* _TEXT TO READ_:
* * *
The committees of correspondence were, prior to the outbreak of the American Revolutionary War, a collection of American political organizations that sought to coordinate opposition to British Parliament and, later, support for American independence. The brainchild of Samuel Adams, a Patriot from Boston, the committees sought to establish, through the writing of letters, an underground network of communication among Patriot leaders in the Thirteen Colonies. The committees were instrumental in setting up the First Continental Congress, which met in Philadelphia.

Function

The function of the committees was to alert the residents of a given colony of the actions taken by the British Crown, and to disseminate information from cities to the countryside. The news was typically spread via hand-written letters or printed pamphlets, which would be carried by couriers on horseback or aboard ships. The committees were responsible for ensuring that this news accurately reflected the views, and was dispatched to the proper receiving groups. Many correspondents were members of colonial legislative assemblies, and others were also active in the Sons of Liberty and Stamp Act Congress.[1]

A total of about 7,000 to 8,000 Patriots served on these committees at the colonial and local levels, comprising most of the leadership in their communities; Loyalists were naturally excluded. The committees became the leaders of the American resistance to Great Britain, and largely determined the war effort at the state and local level. When Congress decided to boycott British products, the colonial and local committees took charge, examining merchant records and publishing the names of merchants who attempted to defy the boycott.[citation needed]

The committees promoted patriotism and home manufacturing, advising Americans to avoid luxuries, and lead a more simple life. The committees gradually extended their power over many aspects of American public life. They set up espionage networks to identify disloyal elements, displaced royal officials, and helped diminish the influence of the British government in each of the colonies.[citation needed] In late 1774 and early 1775, they supervised the elections of provincial conventions, which began the operation of a true colonial government.[2]

History

The earliest committees of correspondence were formed temporarily to address a particular problem. Once a resolution was achieved, they were disbanded. The first formal committee was established in Boston in 1764 to rally opposition to the Currency Act and unpopular reforms imposed on the customs service.[3]

During the Stamp Act Crisis the following year, New York formed a committee to urge common resistance among its neighbors to the new taxes. The Province of Massachusetts Bay correspondents responded by urging other colonies to send delegates to the Stamp Act Congress that fall. The resulting committees disbanded after the crisis was over.
* * *
* _Item position entries_:
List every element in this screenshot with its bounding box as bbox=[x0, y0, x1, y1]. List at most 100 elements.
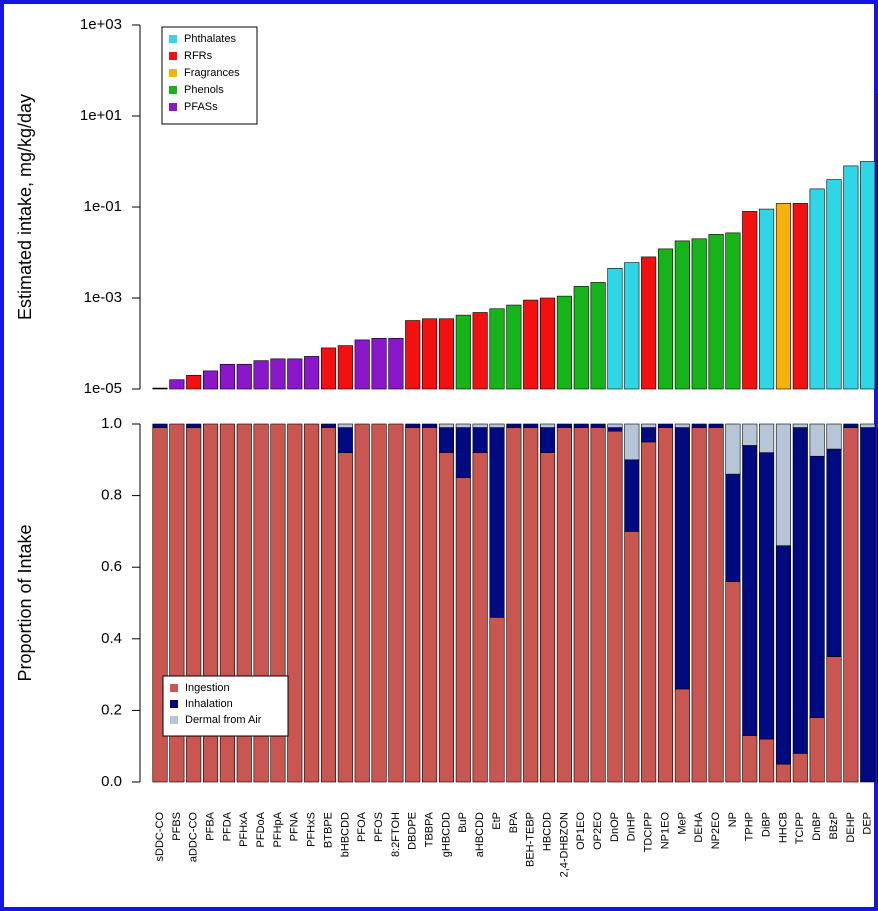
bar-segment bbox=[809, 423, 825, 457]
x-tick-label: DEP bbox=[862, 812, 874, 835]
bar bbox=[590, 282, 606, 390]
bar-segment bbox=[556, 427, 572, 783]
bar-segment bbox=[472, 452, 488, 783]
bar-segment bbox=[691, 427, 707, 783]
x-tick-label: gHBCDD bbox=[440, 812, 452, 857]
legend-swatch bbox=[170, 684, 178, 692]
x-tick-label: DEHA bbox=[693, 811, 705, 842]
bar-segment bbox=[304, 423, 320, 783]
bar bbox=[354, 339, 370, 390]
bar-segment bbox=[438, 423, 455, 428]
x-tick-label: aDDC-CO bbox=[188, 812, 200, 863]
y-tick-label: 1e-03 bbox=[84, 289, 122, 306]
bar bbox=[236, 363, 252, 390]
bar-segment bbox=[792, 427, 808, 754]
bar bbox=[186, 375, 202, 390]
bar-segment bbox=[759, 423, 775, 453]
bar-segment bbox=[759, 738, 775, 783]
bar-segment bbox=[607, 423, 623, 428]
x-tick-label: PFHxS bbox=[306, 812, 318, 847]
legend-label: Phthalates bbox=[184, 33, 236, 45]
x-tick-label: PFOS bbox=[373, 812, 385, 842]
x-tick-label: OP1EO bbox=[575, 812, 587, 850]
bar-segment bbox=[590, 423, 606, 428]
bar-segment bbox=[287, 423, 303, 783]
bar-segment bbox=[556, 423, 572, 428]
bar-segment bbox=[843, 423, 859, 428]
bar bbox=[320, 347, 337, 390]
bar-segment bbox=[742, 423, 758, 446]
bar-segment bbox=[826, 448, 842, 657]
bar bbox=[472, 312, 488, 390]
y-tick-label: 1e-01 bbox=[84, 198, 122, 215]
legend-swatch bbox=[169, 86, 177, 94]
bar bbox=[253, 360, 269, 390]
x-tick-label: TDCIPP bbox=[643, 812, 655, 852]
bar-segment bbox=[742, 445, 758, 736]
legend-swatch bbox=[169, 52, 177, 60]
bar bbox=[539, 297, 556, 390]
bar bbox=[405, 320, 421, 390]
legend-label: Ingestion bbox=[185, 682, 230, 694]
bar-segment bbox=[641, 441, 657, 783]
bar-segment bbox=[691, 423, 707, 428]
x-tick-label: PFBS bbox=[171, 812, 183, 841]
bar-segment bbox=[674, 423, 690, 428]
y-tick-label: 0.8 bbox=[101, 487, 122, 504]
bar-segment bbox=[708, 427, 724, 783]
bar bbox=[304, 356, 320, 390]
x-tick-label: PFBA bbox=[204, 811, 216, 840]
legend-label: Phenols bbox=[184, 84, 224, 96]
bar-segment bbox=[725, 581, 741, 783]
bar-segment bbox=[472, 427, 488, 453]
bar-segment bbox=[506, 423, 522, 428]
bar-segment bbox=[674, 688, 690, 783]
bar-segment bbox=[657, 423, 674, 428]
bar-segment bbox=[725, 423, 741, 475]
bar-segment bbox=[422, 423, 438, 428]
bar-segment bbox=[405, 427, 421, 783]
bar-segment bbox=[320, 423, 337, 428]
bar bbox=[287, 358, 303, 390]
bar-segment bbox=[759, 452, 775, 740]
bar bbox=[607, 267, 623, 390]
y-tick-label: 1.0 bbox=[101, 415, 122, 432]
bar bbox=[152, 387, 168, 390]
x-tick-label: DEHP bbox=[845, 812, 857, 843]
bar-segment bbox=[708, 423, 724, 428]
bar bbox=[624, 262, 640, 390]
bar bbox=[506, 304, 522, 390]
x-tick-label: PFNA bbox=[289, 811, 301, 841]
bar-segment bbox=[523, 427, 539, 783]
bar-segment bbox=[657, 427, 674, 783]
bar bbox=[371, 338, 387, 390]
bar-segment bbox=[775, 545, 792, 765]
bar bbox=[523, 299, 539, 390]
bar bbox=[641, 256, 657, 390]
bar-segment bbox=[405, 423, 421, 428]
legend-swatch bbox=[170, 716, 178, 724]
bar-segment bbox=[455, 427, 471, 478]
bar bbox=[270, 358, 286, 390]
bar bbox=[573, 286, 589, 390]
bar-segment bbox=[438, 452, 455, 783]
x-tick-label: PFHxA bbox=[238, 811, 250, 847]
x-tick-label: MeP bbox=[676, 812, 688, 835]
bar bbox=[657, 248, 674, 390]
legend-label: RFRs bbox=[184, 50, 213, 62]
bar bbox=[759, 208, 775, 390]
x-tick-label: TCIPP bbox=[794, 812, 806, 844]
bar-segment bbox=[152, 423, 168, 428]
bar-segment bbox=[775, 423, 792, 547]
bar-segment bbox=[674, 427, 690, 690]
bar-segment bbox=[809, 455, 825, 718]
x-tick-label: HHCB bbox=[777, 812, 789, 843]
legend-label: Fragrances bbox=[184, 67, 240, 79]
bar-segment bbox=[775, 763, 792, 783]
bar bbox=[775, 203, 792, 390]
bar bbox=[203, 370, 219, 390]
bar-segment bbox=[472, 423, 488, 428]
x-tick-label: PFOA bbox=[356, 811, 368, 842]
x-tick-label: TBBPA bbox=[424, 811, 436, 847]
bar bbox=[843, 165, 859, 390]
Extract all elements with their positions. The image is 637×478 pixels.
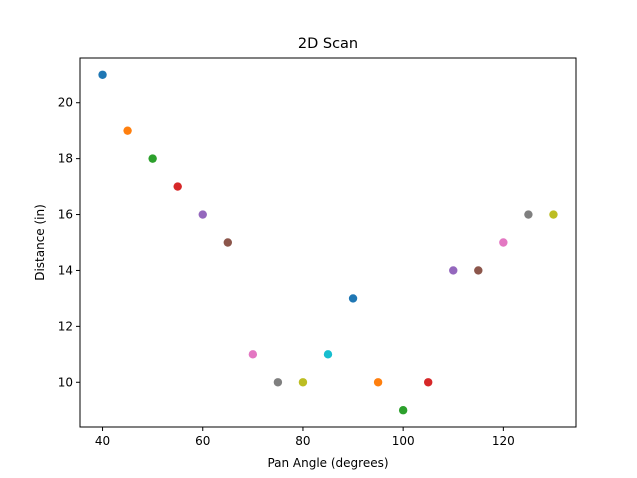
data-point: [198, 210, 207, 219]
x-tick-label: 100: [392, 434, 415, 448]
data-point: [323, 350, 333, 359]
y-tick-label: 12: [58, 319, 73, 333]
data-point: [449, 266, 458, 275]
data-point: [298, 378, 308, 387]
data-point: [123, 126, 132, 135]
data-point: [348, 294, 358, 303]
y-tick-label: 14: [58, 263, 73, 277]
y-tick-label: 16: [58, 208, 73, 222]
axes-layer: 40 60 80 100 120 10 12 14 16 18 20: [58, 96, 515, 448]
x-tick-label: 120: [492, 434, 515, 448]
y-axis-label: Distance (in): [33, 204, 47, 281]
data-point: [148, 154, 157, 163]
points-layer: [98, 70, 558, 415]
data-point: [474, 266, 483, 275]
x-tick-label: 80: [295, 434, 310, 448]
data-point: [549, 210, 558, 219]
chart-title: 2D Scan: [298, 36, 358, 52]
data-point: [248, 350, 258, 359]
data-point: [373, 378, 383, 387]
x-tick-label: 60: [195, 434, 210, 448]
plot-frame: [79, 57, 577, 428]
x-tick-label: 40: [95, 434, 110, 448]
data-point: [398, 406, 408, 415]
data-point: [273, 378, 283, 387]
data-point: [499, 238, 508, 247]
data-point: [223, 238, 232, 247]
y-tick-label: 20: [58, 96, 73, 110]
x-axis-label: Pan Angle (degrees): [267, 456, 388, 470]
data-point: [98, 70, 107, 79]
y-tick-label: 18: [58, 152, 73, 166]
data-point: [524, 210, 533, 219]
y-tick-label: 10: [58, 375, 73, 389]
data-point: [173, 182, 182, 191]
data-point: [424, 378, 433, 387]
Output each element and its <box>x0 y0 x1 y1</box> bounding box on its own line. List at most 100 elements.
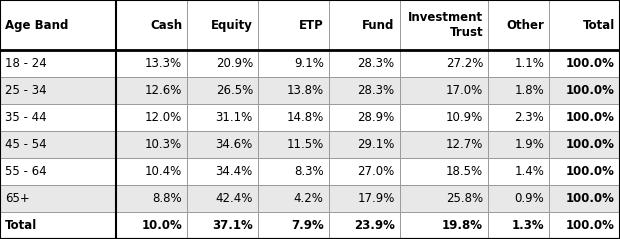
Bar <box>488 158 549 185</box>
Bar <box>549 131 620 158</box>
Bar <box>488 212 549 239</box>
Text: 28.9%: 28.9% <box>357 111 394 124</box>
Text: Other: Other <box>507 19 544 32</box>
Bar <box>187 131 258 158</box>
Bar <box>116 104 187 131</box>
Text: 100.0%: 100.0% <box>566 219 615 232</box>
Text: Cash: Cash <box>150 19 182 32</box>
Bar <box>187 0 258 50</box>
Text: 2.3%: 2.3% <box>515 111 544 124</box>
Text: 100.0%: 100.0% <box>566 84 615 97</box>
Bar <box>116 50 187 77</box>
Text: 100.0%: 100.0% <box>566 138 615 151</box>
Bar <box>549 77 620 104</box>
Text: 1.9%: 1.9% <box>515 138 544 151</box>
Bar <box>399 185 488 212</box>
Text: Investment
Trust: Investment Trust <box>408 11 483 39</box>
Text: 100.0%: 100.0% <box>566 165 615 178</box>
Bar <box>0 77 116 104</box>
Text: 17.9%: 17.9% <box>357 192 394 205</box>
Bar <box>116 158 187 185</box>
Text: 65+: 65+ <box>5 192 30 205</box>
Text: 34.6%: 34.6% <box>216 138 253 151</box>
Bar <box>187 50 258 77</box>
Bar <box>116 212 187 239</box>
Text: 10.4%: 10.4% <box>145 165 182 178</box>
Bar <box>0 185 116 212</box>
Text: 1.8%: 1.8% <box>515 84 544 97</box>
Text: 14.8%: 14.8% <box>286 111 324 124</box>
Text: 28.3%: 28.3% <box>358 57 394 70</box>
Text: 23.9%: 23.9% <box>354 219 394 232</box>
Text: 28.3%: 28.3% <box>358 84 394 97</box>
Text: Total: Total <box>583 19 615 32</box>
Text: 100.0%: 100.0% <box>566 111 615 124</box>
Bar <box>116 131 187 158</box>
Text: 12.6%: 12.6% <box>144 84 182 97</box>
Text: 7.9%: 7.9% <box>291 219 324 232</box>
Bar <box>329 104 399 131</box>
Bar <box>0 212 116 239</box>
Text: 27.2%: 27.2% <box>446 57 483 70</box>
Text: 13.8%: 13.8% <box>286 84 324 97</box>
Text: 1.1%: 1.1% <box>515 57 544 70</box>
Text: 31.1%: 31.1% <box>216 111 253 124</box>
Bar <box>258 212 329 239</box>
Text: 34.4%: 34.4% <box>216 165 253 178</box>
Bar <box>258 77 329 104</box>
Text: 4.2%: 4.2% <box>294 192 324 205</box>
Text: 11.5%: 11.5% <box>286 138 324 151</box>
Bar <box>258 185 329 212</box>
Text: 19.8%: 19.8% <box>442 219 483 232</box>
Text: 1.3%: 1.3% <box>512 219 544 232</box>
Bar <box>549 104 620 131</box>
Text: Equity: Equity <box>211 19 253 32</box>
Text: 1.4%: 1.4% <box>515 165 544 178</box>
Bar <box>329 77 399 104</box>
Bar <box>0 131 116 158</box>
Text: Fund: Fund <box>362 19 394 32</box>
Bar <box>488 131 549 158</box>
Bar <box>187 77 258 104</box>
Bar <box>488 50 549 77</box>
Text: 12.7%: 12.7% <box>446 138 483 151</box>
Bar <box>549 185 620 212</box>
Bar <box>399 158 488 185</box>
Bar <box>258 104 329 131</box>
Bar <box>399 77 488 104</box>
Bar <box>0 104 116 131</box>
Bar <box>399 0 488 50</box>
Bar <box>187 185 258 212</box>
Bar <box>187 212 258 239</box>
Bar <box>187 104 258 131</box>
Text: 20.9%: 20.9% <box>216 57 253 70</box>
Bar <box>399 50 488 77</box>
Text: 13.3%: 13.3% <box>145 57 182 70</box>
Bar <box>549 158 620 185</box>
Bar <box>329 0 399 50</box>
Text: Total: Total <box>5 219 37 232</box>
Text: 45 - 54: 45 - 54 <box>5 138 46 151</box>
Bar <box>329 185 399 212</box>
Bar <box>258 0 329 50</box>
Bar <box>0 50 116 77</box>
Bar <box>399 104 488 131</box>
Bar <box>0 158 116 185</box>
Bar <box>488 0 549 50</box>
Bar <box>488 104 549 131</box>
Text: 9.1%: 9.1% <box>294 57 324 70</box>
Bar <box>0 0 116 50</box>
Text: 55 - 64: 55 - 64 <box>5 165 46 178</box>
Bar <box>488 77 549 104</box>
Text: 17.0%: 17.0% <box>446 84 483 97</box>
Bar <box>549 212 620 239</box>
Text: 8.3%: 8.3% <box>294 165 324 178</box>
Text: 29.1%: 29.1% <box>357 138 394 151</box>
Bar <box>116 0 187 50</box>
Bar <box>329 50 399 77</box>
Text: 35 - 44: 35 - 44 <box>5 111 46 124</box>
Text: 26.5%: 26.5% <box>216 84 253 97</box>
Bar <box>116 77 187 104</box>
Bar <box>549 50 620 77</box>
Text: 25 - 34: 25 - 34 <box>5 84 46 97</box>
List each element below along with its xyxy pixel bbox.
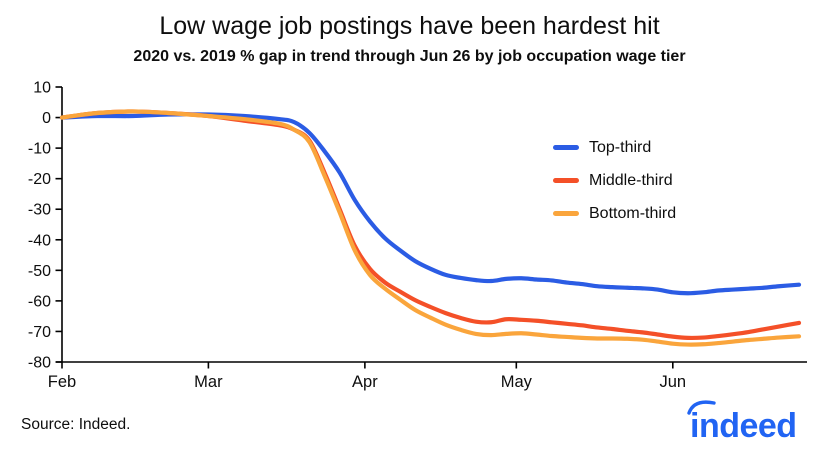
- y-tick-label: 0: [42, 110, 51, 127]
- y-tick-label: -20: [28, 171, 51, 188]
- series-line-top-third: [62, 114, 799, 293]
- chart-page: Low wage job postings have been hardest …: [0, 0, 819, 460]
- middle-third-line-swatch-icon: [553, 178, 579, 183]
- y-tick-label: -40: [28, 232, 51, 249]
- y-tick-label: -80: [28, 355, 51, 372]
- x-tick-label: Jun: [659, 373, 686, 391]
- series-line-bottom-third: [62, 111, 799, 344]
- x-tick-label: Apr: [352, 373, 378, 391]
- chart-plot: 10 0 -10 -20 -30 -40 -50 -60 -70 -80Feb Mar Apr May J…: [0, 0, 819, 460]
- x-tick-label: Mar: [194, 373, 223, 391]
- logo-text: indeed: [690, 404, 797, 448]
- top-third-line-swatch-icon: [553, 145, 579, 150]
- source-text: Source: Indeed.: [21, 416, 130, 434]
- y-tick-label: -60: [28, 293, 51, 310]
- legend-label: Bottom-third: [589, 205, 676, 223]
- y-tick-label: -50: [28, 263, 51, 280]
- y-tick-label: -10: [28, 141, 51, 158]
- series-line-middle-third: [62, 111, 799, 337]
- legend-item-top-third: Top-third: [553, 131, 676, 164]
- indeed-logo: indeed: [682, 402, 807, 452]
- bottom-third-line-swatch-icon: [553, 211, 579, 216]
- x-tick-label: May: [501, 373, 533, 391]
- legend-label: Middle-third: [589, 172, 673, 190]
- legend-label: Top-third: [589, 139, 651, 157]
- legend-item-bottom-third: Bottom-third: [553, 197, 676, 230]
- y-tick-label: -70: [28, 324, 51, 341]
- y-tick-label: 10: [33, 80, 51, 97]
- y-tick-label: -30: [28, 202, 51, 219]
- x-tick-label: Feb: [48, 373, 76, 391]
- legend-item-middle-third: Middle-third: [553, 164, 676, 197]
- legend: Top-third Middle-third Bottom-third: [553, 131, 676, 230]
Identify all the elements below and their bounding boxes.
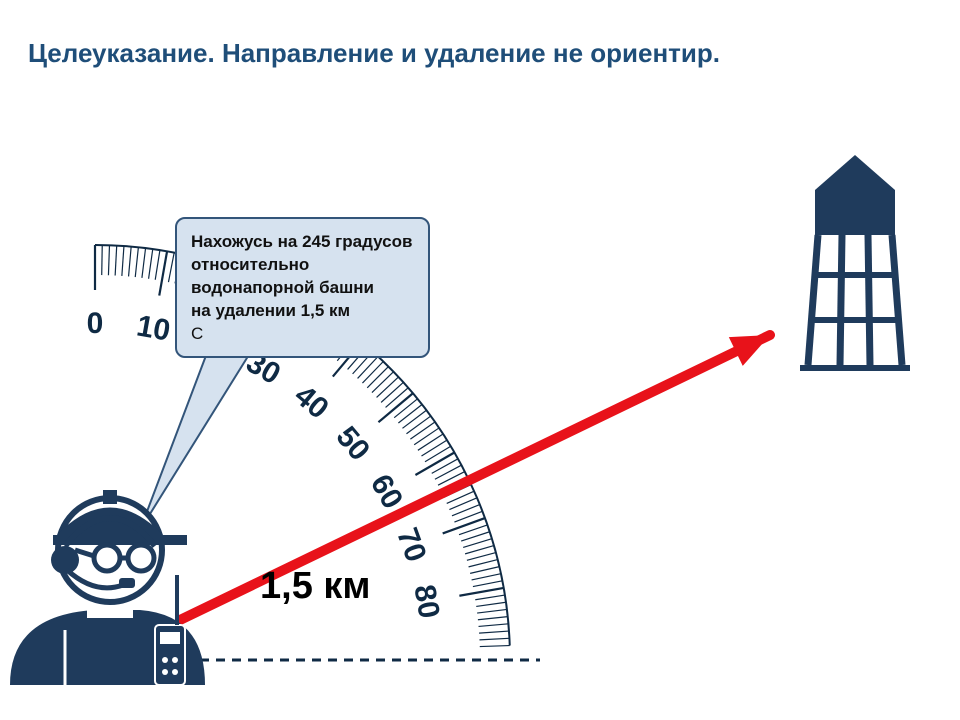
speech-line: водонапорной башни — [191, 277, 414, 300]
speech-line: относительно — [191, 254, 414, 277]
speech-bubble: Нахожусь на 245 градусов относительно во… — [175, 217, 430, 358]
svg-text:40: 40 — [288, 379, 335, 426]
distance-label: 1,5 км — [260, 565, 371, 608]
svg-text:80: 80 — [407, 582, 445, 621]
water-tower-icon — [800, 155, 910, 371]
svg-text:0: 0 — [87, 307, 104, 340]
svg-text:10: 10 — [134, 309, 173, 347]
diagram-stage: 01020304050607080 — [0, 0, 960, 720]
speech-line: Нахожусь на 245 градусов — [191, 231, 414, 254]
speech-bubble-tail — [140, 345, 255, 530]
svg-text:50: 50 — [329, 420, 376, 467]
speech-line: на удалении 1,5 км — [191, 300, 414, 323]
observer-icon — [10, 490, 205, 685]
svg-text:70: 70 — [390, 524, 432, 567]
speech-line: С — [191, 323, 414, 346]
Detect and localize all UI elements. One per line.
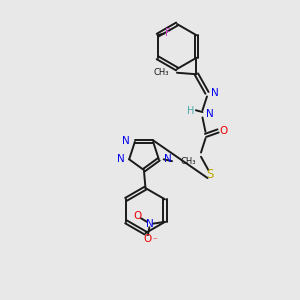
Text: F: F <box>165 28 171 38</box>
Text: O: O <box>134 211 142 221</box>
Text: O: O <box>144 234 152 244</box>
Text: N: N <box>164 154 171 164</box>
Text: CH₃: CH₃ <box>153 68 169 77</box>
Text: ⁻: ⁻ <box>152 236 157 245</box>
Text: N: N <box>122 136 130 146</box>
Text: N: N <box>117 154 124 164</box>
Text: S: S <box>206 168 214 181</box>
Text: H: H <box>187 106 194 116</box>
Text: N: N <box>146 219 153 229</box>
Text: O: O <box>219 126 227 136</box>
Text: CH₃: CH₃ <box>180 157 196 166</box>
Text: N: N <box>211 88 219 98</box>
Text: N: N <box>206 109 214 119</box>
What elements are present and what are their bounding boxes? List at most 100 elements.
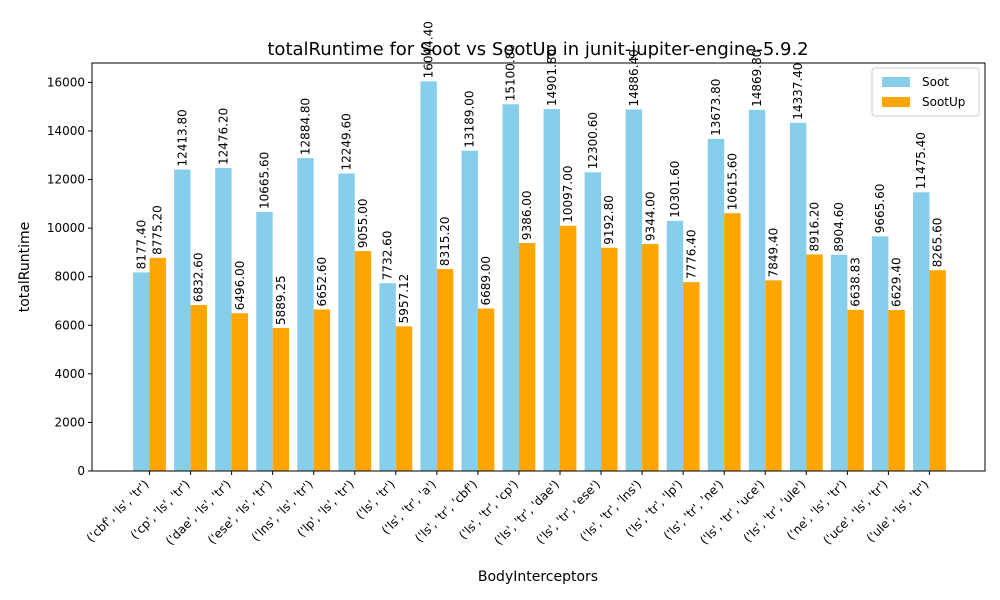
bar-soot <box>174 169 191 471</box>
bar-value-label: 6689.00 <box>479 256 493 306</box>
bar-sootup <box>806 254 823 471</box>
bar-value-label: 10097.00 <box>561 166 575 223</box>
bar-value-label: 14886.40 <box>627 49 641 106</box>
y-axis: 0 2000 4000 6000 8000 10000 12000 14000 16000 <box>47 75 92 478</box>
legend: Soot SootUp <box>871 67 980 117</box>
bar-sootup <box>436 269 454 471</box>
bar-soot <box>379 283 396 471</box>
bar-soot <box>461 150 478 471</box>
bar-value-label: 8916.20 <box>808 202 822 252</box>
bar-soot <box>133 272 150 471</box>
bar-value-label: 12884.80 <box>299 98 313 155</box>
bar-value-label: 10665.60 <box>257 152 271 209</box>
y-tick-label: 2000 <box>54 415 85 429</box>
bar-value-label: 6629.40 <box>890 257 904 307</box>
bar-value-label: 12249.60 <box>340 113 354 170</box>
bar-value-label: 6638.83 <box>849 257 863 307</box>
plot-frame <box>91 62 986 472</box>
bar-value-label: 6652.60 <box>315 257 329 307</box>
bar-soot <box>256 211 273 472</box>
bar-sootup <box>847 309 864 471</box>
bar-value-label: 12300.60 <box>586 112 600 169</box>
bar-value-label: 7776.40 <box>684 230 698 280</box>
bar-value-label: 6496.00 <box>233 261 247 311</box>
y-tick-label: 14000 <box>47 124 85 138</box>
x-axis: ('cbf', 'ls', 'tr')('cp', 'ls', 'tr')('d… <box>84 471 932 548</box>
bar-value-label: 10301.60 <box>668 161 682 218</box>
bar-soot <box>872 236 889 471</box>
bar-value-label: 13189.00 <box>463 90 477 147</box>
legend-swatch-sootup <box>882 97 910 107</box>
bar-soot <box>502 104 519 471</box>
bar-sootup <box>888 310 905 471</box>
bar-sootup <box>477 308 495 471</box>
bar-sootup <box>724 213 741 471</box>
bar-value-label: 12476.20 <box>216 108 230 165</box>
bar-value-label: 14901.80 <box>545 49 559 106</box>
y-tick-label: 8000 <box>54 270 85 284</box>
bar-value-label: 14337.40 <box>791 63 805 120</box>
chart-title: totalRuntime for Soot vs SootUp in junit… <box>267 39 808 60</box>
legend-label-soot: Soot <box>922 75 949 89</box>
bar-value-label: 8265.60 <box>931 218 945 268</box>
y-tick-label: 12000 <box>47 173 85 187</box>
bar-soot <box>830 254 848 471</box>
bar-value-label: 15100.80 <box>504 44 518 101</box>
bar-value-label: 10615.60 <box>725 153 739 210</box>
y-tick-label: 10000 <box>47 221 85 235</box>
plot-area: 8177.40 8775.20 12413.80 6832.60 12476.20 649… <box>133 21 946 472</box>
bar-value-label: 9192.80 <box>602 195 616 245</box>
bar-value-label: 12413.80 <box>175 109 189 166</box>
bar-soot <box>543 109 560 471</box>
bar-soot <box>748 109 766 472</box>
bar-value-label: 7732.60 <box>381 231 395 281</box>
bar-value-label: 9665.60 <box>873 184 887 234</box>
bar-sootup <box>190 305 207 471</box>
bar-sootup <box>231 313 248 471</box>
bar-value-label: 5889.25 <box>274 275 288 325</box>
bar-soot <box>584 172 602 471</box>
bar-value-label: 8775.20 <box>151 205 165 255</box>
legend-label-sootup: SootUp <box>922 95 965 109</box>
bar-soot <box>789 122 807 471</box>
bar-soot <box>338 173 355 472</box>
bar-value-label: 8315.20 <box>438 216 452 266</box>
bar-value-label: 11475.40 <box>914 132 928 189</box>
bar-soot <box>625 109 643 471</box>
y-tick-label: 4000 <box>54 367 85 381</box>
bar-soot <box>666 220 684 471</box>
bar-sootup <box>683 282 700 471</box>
* * *
Write out the part of the passage on the committees of correspondence from "The committees of" up to and including "met in Philadelphia.". The records have no connection to the passage on the committees of correspondence.

The committees of correspondence were, prior to the outbreak of the American Revolutionary War, a collection of American political organizations that sought to coordinate opposition to British Parliament and, later, support for American independence. The brainchild of Samuel Adams, a Patriot from Boston, the committees sought to establish, through the writing of letters, an underground network of communication among Patriot leaders in the Thirteen Colonies. The committees were instrumental in setting up the First Continental Congress, which met in Philadelphia.